## YOUR TASK
Please reproduce each of the following entries exactly.

Dataset rows for document pages:
----

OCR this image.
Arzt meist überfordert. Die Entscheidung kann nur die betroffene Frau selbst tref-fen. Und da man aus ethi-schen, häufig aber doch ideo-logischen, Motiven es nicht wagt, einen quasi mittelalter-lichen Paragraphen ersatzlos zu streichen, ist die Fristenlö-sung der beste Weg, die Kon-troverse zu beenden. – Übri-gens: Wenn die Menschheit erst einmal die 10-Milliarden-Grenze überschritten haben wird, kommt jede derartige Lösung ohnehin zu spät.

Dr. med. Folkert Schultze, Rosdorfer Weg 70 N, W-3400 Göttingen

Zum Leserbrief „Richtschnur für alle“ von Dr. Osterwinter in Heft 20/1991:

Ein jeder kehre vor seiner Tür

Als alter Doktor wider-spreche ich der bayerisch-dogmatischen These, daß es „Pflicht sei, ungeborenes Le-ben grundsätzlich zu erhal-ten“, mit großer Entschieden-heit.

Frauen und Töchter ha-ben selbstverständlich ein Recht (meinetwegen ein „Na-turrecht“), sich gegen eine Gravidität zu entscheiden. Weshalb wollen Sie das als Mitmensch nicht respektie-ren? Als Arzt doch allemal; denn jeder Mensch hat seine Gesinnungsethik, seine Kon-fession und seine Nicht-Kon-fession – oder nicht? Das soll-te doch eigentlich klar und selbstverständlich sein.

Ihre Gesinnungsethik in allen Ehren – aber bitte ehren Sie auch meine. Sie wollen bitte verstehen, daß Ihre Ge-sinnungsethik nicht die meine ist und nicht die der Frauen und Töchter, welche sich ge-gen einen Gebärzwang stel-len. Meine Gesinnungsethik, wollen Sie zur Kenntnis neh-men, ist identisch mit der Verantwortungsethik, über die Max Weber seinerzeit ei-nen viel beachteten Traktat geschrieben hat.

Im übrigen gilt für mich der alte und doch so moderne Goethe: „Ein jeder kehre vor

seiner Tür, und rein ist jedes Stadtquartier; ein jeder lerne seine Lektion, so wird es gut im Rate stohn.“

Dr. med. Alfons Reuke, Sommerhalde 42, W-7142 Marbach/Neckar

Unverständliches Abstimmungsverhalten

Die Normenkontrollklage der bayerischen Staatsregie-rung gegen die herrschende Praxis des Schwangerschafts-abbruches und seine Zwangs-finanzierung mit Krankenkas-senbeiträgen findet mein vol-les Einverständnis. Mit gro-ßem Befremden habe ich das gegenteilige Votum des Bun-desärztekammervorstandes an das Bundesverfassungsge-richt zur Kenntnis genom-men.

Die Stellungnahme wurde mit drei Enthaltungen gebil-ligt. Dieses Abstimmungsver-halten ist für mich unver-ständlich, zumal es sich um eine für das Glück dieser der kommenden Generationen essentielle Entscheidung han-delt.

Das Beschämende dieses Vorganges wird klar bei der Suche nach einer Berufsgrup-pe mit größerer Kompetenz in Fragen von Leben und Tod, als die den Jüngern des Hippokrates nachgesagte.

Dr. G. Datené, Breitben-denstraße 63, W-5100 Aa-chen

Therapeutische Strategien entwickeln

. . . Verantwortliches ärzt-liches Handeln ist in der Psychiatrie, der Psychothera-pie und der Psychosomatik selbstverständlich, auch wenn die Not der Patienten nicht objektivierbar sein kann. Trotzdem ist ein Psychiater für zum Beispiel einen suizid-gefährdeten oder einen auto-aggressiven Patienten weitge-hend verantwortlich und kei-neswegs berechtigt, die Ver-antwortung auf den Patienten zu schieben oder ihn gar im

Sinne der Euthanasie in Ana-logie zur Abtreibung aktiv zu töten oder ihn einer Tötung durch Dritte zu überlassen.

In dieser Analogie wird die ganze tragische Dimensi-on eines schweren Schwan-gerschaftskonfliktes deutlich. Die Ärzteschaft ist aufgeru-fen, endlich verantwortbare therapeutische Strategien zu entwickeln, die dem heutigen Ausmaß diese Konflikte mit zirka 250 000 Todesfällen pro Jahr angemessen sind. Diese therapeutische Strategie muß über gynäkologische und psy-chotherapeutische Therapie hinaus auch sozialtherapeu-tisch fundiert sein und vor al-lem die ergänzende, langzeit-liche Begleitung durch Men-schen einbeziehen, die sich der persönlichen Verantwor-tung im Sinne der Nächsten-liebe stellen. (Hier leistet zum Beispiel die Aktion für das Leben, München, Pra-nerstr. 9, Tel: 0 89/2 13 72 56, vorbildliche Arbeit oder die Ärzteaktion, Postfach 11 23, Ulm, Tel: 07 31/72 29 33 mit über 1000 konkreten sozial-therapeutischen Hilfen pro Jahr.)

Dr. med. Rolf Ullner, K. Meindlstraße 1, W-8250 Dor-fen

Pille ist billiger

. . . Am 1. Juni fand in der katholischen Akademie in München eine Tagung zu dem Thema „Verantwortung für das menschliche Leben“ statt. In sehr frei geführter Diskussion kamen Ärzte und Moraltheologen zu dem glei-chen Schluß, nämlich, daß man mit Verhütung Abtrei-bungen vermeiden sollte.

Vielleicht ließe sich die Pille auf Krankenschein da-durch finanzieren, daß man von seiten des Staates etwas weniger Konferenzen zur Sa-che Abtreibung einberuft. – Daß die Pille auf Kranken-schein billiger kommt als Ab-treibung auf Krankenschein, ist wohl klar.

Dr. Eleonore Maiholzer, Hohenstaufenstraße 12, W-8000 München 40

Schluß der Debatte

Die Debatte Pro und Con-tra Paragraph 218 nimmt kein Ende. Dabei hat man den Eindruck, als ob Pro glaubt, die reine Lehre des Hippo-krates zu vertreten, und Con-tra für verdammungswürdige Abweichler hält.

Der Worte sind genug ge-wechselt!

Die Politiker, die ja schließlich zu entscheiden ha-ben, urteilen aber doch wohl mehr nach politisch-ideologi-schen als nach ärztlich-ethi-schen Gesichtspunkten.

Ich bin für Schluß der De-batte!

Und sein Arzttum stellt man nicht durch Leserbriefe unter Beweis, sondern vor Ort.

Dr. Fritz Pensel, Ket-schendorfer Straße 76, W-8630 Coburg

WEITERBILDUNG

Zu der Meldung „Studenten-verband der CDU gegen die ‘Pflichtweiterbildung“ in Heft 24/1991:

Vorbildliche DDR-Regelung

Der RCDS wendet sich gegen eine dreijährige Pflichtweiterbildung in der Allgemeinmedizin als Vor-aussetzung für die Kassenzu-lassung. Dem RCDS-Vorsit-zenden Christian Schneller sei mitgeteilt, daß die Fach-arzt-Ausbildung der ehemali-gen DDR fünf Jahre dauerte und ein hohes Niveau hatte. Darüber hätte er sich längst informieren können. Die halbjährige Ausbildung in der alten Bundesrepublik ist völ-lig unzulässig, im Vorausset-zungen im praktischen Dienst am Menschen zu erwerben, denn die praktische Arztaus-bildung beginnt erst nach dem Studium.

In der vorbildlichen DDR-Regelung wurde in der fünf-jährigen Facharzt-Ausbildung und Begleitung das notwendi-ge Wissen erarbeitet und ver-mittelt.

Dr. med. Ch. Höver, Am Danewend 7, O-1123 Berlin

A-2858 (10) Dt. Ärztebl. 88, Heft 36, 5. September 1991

----

## ANSWER SECTION
OCR this image.
Arzt meist überfordert. Die Entscheidung kann nur die betroffene Frau selbst tref-fen. Und da man aus ethi-schen, häufig aber doch ideo-logischen, Motiven es nicht wagt, einen quasi mittelalter-lichen Paragraphen ersatzlos zu streichen, ist die Fristenlö-sung der beste Weg, die Kon-troverse zu beenden. – Übri-gens: Wenn die Menschheit erst einmal die 10-Milliarden-Grenze überschritten haben wird, kommt jede derartige Lösung ohnehin zu spät.

Dr. med. Folkert Schultze, Rosdorfer Weg 70 N, W-3400 Göttingen

Zum Leserbrief „Richtschnur für alle“ von Dr. Osterwinter in Heft 20/1991:

Ein jeder kehre vor seiner Tür

Als alter Doktor wider-spreche ich der bayerisch-dogmatischen These, daß es „Pflicht sei, ungeborenes Le-ben grundsätzlich zu erhal-ten“, mit großer Entschieden-heit.

Frauen und Töchter ha-ben selbstverständlich ein Recht (meinetwegen ein „Na-turrecht“), sich gegen eine Gravidität zu entscheiden. Weshalb wollen Sie das als Mitmensch nicht respektie-ren? Als Arzt doch allemal; denn jeder Mensch hat seine Gesinnungsethik, seine Kon-fession und seine Nicht-Kon-fession – oder nicht? Das soll-te doch eigentlich klar und selbstverständlich sein.

Ihre Gesinnungsethik in allen Ehren – aber bitte ehren Sie auch meine. Sie wollen bitte verstehen, daß Ihre Ge-sinnungsethik nicht die meine ist und nicht die der Frauen und Töchter, welche sich ge-gen einen Gebärzwang stel-len. Meine Gesinnungsethik, wollen Sie zur Kenntnis neh-men, ist identisch mit der Verantwortungsethik, über die Max Weber seinerzeit ei-nen viel beachteten Traktat geschrieben hat.

Im übrigen gilt für mich der alte und doch so moderne Goethe: „Ein jeder kehre vor

seiner Tür, und rein ist jedes Stadtquartier; ein jeder lerne seine Lektion, so wird es gut im Rate stohn.“

Dr. med. Alfons Reuke, Sommerhalde 42, W-7142 Marbach/Neckar

Unverständliches Abstimmungsverhalten

Die Normenkontrollklage der bayerischen Staatsregie-rung gegen die herrschende Praxis des Schwangerschafts-abbruches und seine Zwangs-finanzierung mit Krankenkas-senbeiträgen findet mein vol-les Einverständnis. Mit gro-ßem Befremden habe ich das gegenteilige Votum des Bun-desärztekammervorstandes an das Bundesverfassungsge-richt zur Kenntnis genom-men.

Die Stellungnahme wurde mit drei Enthaltungen gebil-ligt. Dieses Abstimmungsver-halten ist für mich unver-ständlich, zumal es sich um eine für das Glück dieser der kommenden Generationen essentielle Entscheidung han-delt.

Das Beschämende dieses Vorganges wird klar bei der Suche nach einer Berufsgrup-pe mit größerer Kompetenz in Fragen von Leben und Tod, als die den Jüngern des Hippokrates nachgesagte.

Dr. G. Datené, Breitben-denstraße 63, W-5100 Aa-chen

Therapeutische Strategien entwickeln

. . . Verantwortliches ärzt-liches Handeln ist in der Psychiatrie, der Psychothera-pie und der Psychosomatik selbstverständlich, auch wenn die Not der Patienten nicht objektivierbar sein kann. Trotzdem ist ein Psychiater für zum Beispiel einen suizid-gefährdeten oder einen auto-aggressiven Patienten weitge-hend verantwortlich und kei-neswegs berechtigt, die Ver-antwortung auf den Patienten zu schieben oder ihn gar im

Sinne der Euthanasie in Ana-logie zur Abtreibung aktiv zu töten oder ihn einer Tötung durch Dritte zu überlassen.

In dieser Analogie wird die ganze tragische Dimensi-on eines schweren Schwan-gerschaftskonfliktes deutlich. Die Ärzteschaft ist aufgeru-fen, endlich verantwortbare therapeutische Strategien zu entwickeln, die dem heutigen Ausmaß diese Konflikte mit zirka 250 000 Todesfällen pro Jahr angemessen sind. Diese therapeutische Strategie muß über gynäkologische und psy-chotherapeutische Therapie hinaus auch sozialtherapeu-tisch fundiert sein und vor al-lem die ergänzende, langzeit-liche Begleitung durch Men-schen einbeziehen, die sich der persönlichen Verantwor-tung im Sinne der Nächsten-liebe stellen. (Hier leistet zum Beispiel die Aktion für das Leben, München, Pra-nerstr. 9, Tel: 0 89/2 13 72 56, vorbildliche Arbeit oder die Ärzteaktion, Postfach 11 23, Ulm, Tel: 07 31/72 29 33 mit über 1000 konkreten sozial-therapeutischen Hilfen pro Jahr.)

Dr. med. Rolf Ullner, K. Meindlstraße 1, W-8250 Dor-fen

Pille ist billiger

. . . Am 1. Juni fand in der katholischen Akademie in München eine Tagung zu dem Thema „Verantwortung für das menschliche Leben“ statt. In sehr frei geführter Diskussion kamen Ärzte und Moraltheologen zu dem glei-chen Schluß, nämlich, daß man mit Verhütung Abtrei-bungen vermeiden sollte.

Vielleicht ließe sich die Pille auf Krankenschein da-durch finanzieren, daß man von seiten des Staates etwas weniger Konferenzen zur Sa-che Abtreibung einberuft. – Daß die Pille auf Kranken-schein billiger kommt als Ab-treibung auf Krankenschein, ist wohl klar.

Dr. Eleonore Maiholzer, Hohenstaufenstraße 12, W-8000 München 40

Schluß der Debatte

Die Debatte Pro und Con-tra Paragraph 218 nimmt kein Ende. Dabei hat man den Eindruck, als ob Pro glaubt, die reine Lehre des Hippo-krates zu vertreten, und Con-tra für verdammungswürdige Abweichler hält.

Der Worte sind genug ge-wechselt!

Die Politiker, die ja schließlich zu entscheiden ha-ben, urteilen aber doch wohl mehr nach politisch-ideologi-schen als nach ärztlich-ethi-schen Gesichtspunkten.

Ich bin für Schluß der De-batte!

Und sein Arzttum stellt man nicht durch Leserbriefe unter Beweis, sondern vor Ort.

Dr. Fritz Pensel, Ket-schendorfer Straße 76, W-8630 Coburg

WEITERBILDUNG

Zu der Meldung „Studenten-verband der CDU gegen die ‘Pflichtweiterbildung“ in Heft 24/1991:

Vorbildliche DDR-Regelung

Der RCDS wendet sich gegen eine dreijährige Pflichtweiterbildung in der Allgemeinmedizin als Vor-aussetzung für die Kassenzu-lassung. Dem RCDS-Vorsit-zenden Christian Schneller sei mitgeteilt, daß die Fach-arzt-Ausbildung der ehemali-gen DDR fünf Jahre dauerte und ein hohes Niveau hatte. Darüber hätte er sich längst informieren können. Die halbjährige Ausbildung in der alten Bundesrepublik ist völ-lig unzulässig, im Vorausset-zungen im praktischen Dienst am Menschen zu erwerben, denn die praktische Arztaus-bildung beginnt erst nach dem Studium.

In der vorbildlichen DDR-Regelung wurde in der fünf-jährigen Facharzt-Ausbildung und Begleitung das notwendi-ge Wissen erarbeitet und ver-mittelt.

Dr. med. Ch. Höver, Am Danewend 7, O-1123 Berlin

A-2858 (10) Dt. Ärztebl. 88, Heft 36, 5. September 1991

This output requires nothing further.